**Extracted records**
· · · ·
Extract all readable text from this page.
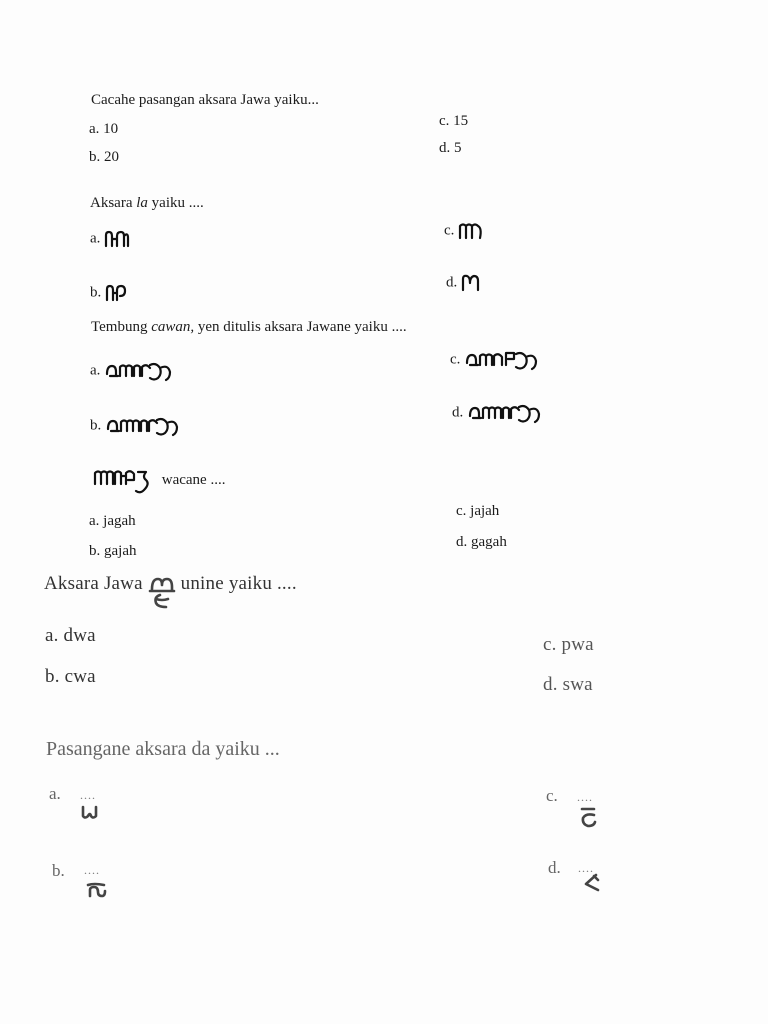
Cacahe pasangan aksara Jawa yaiku...
a. 10
b. 20
c. 15
d. 5
Aksara la yaiku ....
a.
b.
c.
d.
Tembung cawan, yen ditulis aksara Jawane yaiku ....
a.
b.
c.
d.
wacane ....
a. jagah
b. gajah
c. jajah
d. gagah
Aksara Jawa
unine yaiku ....
a. dwa
b. cwa
c. pwa
d. swa
Pasangane aksara da yaiku ...
a. ....
b. ....
c. ....
d. ....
· · · ·
**Written task**
Work out how many lines of the data hold the string "yaiku". Reply with that number alone.

**Worked solution**
5